_OBJECTIVE_: Output every entry exactly as written.

_RECORDS_:
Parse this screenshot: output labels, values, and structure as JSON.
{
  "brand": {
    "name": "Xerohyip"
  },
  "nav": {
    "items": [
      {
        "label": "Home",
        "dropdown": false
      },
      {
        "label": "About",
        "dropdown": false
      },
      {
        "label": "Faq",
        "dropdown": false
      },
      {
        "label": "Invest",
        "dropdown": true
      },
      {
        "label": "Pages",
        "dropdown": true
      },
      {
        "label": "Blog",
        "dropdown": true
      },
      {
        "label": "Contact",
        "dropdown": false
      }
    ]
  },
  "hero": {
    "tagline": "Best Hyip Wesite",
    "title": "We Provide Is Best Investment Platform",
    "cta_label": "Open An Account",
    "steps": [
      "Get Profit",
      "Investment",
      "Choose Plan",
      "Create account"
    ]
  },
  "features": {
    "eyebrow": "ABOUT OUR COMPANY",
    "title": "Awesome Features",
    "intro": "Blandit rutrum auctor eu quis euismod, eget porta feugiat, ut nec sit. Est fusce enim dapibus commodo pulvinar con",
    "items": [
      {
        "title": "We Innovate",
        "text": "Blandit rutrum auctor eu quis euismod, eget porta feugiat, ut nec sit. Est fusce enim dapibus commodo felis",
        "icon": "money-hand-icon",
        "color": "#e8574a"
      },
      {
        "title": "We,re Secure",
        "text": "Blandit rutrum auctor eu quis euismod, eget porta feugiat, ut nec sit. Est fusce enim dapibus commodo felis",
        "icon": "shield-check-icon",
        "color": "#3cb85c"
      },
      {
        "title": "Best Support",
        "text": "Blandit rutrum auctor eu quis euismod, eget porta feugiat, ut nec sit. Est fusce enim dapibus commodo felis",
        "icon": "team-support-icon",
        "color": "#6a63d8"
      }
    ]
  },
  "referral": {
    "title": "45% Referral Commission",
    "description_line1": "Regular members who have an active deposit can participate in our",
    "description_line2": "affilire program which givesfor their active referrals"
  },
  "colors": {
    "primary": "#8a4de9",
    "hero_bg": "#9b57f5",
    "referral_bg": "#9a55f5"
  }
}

_RESPONSE BELOW_:
Parse this screenshot: output labels, values, and structure as JSON.
{
  "brand": {
    "name": "Xerohyip"
  },
  "nav": {
    "items": [
      {
        "label": "Home",
        "dropdown": false
      },
      {
        "label": "About",
        "dropdown": false
      },
      {
        "label": "Faq",
        "dropdown": false
      },
      {
        "label": "Invest",
        "dropdown": true
      },
      {
        "label": "Pages",
        "dropdown": true
      },
      {
        "label": "Blog",
        "dropdown": true
      },
      {
        "label": "Contact",
        "dropdown": false
      }
    ]
  },
  "hero": {
    "tagline": "Best Hyip Wesite",
    "title": "We Provide Is Best Investment Platform",
    "cta_label": "Open An Account",
    "steps": [
      "Get Profit",
      "Investment",
      "Choose Plan",
      "Create account"
    ]
  },
  "features": {
    "eyebrow": "ABOUT OUR COMPANY",
    "title": "Awesome Features",
    "intro": "Blandit rutrum auctor eu quis euismod, eget porta feugiat, ut nec sit. Est fusce enim dapibus commodo pulvinar con",
    "items": [
      {
        "title": "We Innovate",
        "text": "Blandit rutrum auctor eu quis euismod, eget porta feugiat, ut nec sit. Est fusce enim dapibus commodo felis",
        "icon": "money-hand-icon",
        "color": "#e8574a"
      },
      {
        "title": "We,re Secure",
        "text": "Blandit rutrum auctor eu quis euismod, eget porta feugiat, ut nec sit. Est fusce enim dapibus commodo felis",
        "icon": "shield-check-icon",
        "color": "#3cb85c"
      },
      {
        "title": "Best Support",
        "text": "Blandit rutrum auctor eu quis euismod, eget porta feugiat, ut nec sit. Est fusce enim dapibus commodo felis",
        "icon": "team-support-icon",
        "color": "#6a63d8"
      }
    ]
  },
  "referral": {
    "title": "45% Referral Commission",
    "description_line1": "Regular members who have an active deposit can participate in our",
    "description_line2": "affilire program which givesfor their active referrals"
  },
  "colors": {
    "primary": "#8a4de9",
    "hero_bg": "#9b57f5",
    "referral_bg": "#9a55f5"
  }
}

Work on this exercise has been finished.